### What is expected:
Of the entries below, copy only those lines that contain the word "Pork".

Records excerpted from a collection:
----------------

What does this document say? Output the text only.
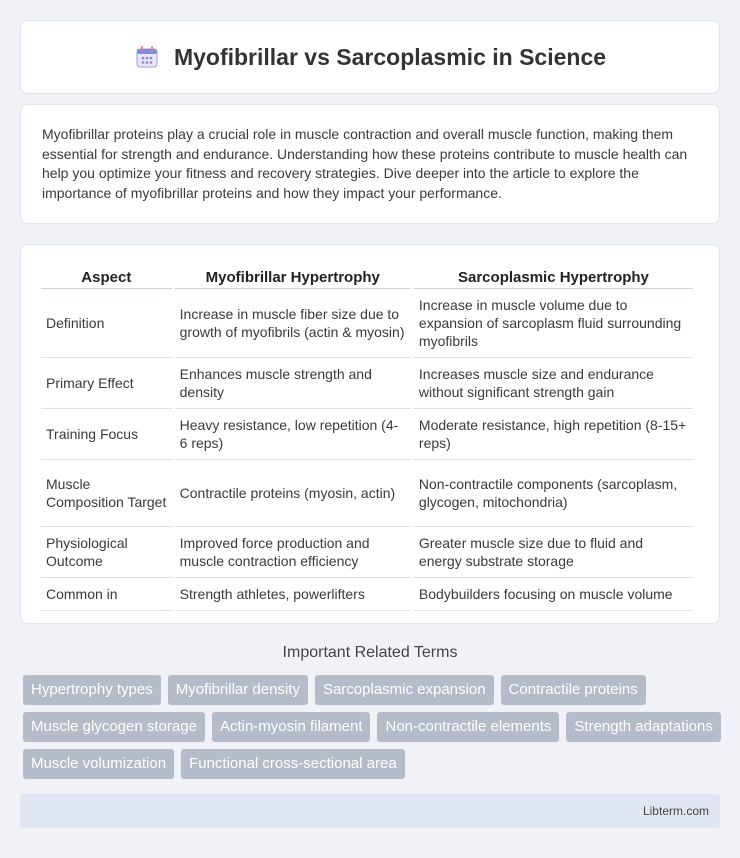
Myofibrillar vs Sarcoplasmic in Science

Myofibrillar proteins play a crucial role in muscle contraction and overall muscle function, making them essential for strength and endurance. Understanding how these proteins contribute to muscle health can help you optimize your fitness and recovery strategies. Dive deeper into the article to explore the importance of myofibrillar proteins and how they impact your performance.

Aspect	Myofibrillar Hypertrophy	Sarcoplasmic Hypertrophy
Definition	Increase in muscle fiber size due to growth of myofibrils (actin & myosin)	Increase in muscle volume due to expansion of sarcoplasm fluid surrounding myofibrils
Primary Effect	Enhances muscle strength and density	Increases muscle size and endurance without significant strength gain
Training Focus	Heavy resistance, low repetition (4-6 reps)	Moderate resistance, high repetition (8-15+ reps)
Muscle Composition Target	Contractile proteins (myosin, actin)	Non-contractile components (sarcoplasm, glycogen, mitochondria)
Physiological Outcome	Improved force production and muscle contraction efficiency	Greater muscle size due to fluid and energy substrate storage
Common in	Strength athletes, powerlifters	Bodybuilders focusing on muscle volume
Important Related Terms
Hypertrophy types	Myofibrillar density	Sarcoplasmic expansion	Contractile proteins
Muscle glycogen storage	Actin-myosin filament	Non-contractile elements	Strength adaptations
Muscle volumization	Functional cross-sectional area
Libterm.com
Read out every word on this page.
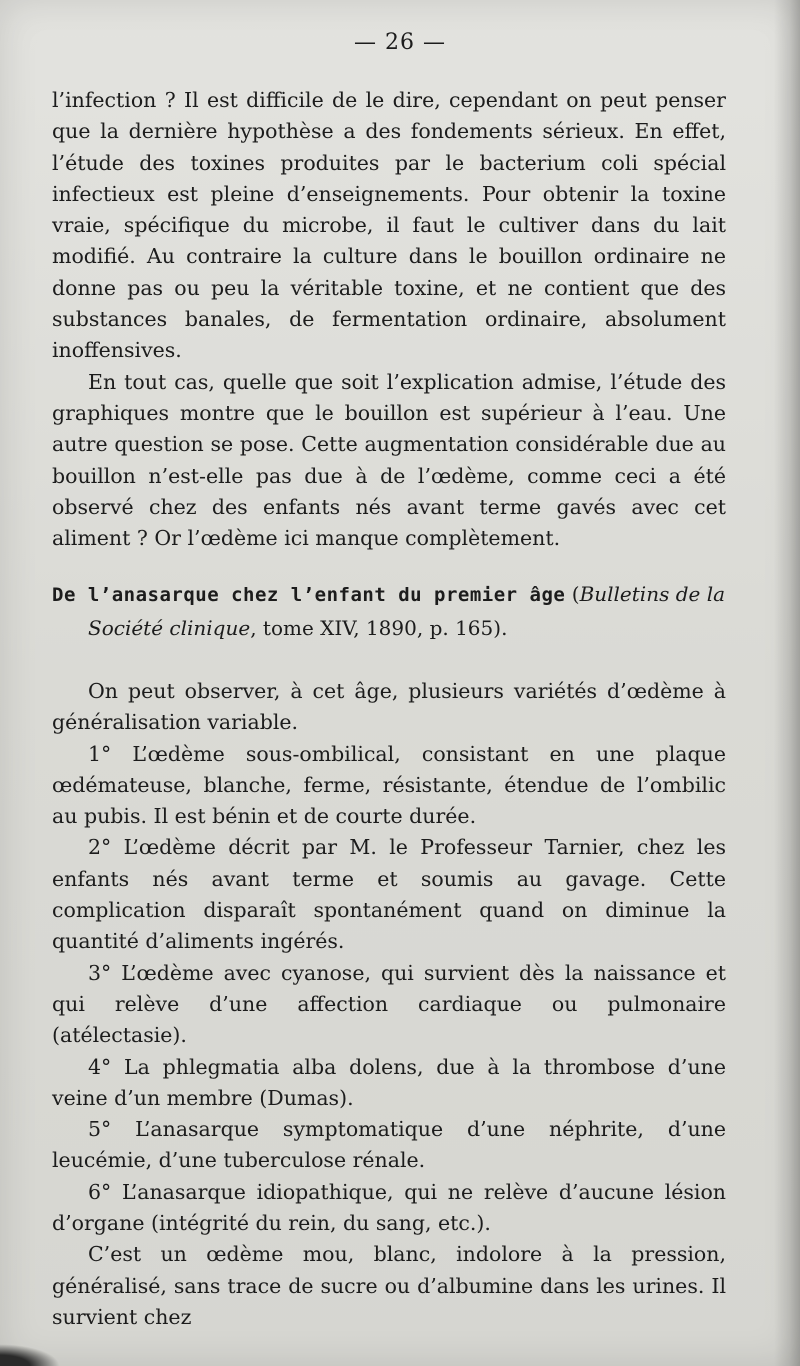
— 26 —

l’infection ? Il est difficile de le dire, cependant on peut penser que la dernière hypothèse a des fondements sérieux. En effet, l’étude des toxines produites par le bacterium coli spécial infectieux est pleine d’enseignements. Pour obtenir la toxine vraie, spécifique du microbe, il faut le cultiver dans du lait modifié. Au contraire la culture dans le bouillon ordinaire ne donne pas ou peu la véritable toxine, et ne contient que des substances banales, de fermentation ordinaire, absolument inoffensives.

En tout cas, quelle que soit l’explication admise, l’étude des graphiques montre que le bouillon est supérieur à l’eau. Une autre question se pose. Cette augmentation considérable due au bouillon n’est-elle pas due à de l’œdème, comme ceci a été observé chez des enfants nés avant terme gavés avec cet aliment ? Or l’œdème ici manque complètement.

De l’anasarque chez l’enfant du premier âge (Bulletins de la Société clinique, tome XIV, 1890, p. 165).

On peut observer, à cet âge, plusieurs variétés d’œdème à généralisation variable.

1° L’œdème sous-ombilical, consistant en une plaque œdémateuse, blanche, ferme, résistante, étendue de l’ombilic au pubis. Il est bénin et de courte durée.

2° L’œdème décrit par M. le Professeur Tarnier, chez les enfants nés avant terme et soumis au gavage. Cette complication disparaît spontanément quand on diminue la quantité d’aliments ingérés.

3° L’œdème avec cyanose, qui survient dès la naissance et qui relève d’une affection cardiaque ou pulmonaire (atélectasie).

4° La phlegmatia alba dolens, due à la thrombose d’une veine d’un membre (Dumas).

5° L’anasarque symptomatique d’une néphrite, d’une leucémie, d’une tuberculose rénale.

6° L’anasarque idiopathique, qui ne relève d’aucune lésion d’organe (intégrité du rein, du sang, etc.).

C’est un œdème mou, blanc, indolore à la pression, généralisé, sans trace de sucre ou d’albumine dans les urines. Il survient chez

----------------

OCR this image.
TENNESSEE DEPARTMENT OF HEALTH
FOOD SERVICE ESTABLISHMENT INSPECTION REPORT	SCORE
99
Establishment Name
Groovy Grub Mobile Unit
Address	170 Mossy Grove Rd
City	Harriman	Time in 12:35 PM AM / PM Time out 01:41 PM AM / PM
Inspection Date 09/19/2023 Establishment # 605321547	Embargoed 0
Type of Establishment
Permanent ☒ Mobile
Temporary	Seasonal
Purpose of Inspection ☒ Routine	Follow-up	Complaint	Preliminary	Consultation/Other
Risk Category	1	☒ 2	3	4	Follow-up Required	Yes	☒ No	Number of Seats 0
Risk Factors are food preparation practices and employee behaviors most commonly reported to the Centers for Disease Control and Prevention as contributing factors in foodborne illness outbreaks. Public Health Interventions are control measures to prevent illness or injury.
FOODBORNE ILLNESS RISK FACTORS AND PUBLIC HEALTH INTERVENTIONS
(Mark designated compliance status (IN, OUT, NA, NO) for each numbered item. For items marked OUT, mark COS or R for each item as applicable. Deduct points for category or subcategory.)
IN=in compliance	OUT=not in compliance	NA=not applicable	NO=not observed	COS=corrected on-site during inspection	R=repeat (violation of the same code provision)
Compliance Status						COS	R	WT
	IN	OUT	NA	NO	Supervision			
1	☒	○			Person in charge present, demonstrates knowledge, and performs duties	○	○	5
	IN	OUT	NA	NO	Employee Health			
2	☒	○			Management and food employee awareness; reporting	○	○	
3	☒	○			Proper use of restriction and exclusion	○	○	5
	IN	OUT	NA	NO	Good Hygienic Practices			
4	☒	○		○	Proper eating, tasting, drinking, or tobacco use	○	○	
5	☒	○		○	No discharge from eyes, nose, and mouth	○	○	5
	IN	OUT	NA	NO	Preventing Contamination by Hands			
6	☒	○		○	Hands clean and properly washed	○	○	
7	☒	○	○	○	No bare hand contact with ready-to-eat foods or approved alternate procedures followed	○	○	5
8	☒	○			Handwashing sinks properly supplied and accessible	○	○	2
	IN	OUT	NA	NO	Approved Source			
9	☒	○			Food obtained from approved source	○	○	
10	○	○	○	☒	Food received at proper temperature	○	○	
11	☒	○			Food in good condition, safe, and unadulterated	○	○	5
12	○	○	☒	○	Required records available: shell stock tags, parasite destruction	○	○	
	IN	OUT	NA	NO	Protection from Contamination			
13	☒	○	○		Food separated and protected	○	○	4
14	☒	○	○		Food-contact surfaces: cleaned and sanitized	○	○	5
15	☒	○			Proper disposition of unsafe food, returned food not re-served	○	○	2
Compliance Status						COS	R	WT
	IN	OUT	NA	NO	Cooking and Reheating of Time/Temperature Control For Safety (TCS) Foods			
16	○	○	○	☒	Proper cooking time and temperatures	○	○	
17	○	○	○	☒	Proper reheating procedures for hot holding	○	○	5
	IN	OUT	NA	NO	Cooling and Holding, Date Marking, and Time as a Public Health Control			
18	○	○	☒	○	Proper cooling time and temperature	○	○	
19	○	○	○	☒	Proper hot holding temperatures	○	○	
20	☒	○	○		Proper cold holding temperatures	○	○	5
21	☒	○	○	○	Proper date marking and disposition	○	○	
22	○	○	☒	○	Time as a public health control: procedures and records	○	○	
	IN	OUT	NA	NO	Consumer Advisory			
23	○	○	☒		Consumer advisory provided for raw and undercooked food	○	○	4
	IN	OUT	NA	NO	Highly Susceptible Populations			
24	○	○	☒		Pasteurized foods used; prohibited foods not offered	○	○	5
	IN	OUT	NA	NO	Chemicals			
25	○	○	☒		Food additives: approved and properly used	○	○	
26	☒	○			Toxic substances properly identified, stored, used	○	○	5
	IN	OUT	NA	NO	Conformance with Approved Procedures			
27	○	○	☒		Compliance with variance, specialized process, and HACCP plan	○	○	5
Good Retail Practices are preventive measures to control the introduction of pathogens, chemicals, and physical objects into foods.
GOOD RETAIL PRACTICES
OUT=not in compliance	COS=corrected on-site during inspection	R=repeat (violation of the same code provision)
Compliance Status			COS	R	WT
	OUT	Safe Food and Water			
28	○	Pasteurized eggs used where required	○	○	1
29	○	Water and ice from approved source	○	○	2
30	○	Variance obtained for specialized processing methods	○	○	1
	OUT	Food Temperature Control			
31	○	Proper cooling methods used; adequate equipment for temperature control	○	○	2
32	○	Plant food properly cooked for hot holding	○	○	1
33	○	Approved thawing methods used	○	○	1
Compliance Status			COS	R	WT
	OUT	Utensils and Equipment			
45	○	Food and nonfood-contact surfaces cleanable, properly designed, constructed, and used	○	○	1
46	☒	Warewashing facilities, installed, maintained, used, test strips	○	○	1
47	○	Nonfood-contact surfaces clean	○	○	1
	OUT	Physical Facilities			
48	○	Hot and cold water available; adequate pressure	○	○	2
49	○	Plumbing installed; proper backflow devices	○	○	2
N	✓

----------------

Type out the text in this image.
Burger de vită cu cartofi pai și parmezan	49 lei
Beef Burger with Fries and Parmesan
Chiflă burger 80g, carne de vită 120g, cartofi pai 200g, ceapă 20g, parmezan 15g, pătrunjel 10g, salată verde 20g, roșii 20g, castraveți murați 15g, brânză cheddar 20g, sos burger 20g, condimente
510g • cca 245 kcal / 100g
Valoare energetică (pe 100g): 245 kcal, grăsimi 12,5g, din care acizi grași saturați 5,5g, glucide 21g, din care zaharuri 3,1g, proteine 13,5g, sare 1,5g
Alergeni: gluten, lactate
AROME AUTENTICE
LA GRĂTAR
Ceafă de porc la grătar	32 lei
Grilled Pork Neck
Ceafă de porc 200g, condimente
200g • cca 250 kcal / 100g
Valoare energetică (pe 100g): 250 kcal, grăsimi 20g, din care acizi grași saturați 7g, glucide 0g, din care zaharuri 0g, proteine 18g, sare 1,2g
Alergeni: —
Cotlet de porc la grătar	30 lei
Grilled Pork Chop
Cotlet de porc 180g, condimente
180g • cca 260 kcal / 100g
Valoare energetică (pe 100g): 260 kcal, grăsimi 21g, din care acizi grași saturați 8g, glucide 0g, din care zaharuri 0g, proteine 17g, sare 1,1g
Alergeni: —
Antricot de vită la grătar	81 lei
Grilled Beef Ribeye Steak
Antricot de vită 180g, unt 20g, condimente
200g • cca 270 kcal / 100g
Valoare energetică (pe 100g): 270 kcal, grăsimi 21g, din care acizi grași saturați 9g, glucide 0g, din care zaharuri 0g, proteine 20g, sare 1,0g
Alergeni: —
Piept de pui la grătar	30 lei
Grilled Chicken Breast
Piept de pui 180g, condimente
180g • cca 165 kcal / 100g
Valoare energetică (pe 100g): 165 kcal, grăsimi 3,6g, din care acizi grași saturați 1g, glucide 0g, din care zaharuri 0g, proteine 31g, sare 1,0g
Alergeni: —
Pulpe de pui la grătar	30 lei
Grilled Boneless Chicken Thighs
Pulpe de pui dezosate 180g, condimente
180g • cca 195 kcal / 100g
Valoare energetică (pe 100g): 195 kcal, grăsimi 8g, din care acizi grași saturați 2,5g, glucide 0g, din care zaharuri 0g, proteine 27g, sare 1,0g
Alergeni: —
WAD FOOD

----------------

### Reply:
Grilled Pork Neck
Grilled Pork Chop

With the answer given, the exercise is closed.